### DATASET ROWS

● ● ● ● ●

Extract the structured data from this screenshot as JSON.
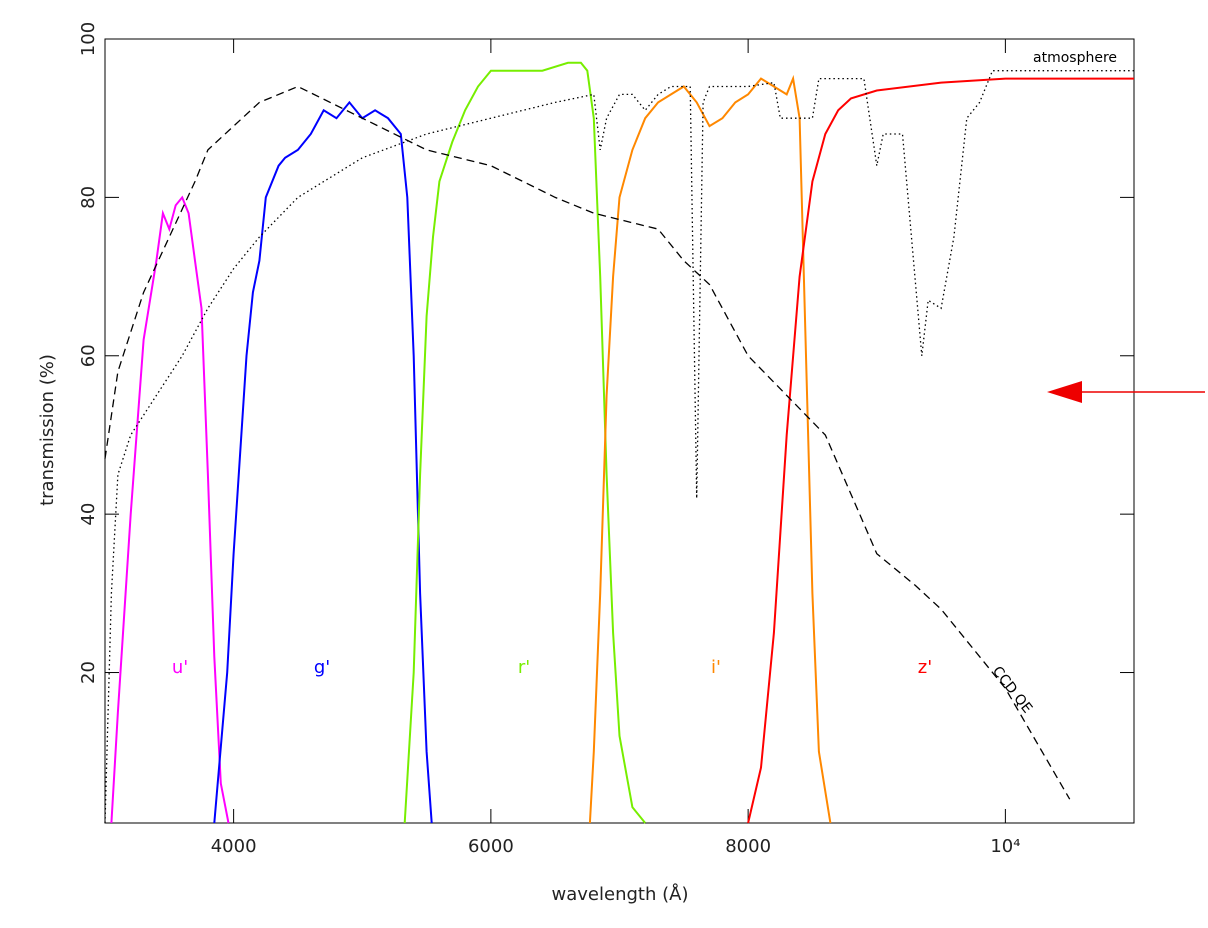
{
  "chart_data": {
    "type": "line",
    "x_label": "wavelength (Å)",
    "y_label": "transmission (%)",
    "xlim": [
      3000,
      11000
    ],
    "ylim": [
      1,
      100
    ],
    "xticks": [
      4000,
      6000,
      8000,
      {
        "value": 10000,
        "label": "10⁴"
      }
    ],
    "yticks": [
      20,
      40,
      60,
      80,
      100
    ],
    "series": [
      {
        "name": "u'",
        "color": "#ff00ff",
        "style": "solid",
        "x": [
          3050,
          3100,
          3200,
          3300,
          3400,
          3450,
          3500,
          3550,
          3600,
          3650,
          3700,
          3750,
          3800,
          3850,
          3900,
          3960
        ],
        "values": [
          1,
          15,
          40,
          62,
          72,
          78,
          76,
          79,
          80,
          78,
          72,
          66,
          45,
          22,
          6,
          1
        ]
      },
      {
        "name": "g'",
        "color": "#0000ff",
        "style": "solid",
        "x": [
          3850,
          3950,
          4000,
          4100,
          4150,
          4200,
          4250,
          4350,
          4400,
          4500,
          4600,
          4700,
          4800,
          4900,
          5000,
          5100,
          5200,
          5300,
          5350,
          5400,
          5450,
          5500,
          5540
        ],
        "values": [
          1,
          20,
          35,
          60,
          68,
          72,
          80,
          84,
          85,
          86,
          88,
          91,
          90,
          92,
          90,
          91,
          90,
          88,
          80,
          60,
          30,
          10,
          1
        ]
      },
      {
        "name": "r'",
        "color": "#77ee00",
        "style": "solid",
        "x": [
          5330,
          5400,
          5450,
          5500,
          5550,
          5600,
          5700,
          5800,
          5900,
          6000,
          6200,
          6400,
          6600,
          6700,
          6750,
          6800,
          6850,
          6900,
          6950,
          7000,
          7100,
          7200
        ],
        "values": [
          1,
          20,
          45,
          65,
          75,
          82,
          87,
          91,
          94,
          96,
          96,
          96,
          97,
          97,
          96,
          90,
          70,
          45,
          25,
          12,
          3,
          1
        ]
      },
      {
        "name": "i'",
        "color": "#ff8800",
        "style": "solid",
        "x": [
          6770,
          6800,
          6850,
          6900,
          6950,
          7000,
          7100,
          7200,
          7300,
          7400,
          7500,
          7600,
          7700,
          7800,
          7900,
          8000,
          8100,
          8200,
          8300,
          8350,
          8400,
          8450,
          8500,
          8550,
          8640
        ],
        "values": [
          1,
          10,
          30,
          55,
          70,
          80,
          86,
          90,
          92,
          93,
          94,
          92,
          89,
          90,
          92,
          93,
          95,
          94,
          93,
          95,
          90,
          60,
          30,
          10,
          1
        ]
      },
      {
        "name": "z'",
        "color": "#ff0000",
        "style": "solid",
        "x": [
          8000,
          8100,
          8200,
          8300,
          8400,
          8500,
          8600,
          8700,
          8800,
          9000,
          9500,
          10000,
          11000
        ],
        "values": [
          1,
          8,
          25,
          50,
          70,
          82,
          88,
          91,
          92.5,
          93.5,
          94.5,
          95,
          95
        ]
      },
      {
        "name": "atmosphere",
        "color": "#000000",
        "style": "dotted",
        "x": [
          3000,
          3050,
          3100,
          3200,
          3400,
          3600,
          3800,
          4000,
          4200,
          4500,
          5000,
          5500,
          6000,
          6500,
          6800,
          6850,
          6900,
          7000,
          7100,
          7200,
          7300,
          7400,
          7550,
          7600,
          7650,
          7700,
          8000,
          8200,
          8250,
          8500,
          8550,
          8900,
          9000,
          9050,
          9200,
          9350,
          9400,
          9500,
          9600,
          9700,
          9800,
          9900,
          11000
        ],
        "values": [
          1,
          30,
          45,
          50,
          55,
          60,
          66,
          71,
          75,
          80,
          85,
          88,
          90,
          92,
          93,
          86,
          90,
          93,
          93,
          91,
          93,
          94,
          94,
          42,
          92,
          94,
          94,
          94.5,
          90,
          90,
          95,
          95,
          84,
          88,
          88,
          60,
          67,
          66,
          75,
          90,
          92,
          96,
          96
        ]
      },
      {
        "name": "CCD QE",
        "color": "#000000",
        "style": "dashed",
        "x": [
          3000,
          3100,
          3300,
          3500,
          3700,
          3800,
          4000,
          4200,
          4500,
          5000,
          5500,
          6000,
          6500,
          6800,
          7300,
          7500,
          7700,
          8000,
          8300,
          8600,
          9000,
          9300,
          9500,
          10000,
          10500
        ],
        "values": [
          47,
          58,
          68,
          75,
          82,
          86,
          89,
          92,
          94,
          90,
          86,
          84,
          80,
          78,
          76,
          72,
          69,
          60,
          55,
          50,
          35,
          31,
          28,
          18,
          4
        ]
      }
    ]
  }
}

● ● ● ● ●

### STATED TASK
Pull out every line holding "name" from the records above, and copy it.

### RESPONSE
        "name": "u'",
        "name": "g'",
        "name": "r'",
        "name": "i'",
        "name": "z'",
        "name": "atmosphere",
        "name": "CCD QE",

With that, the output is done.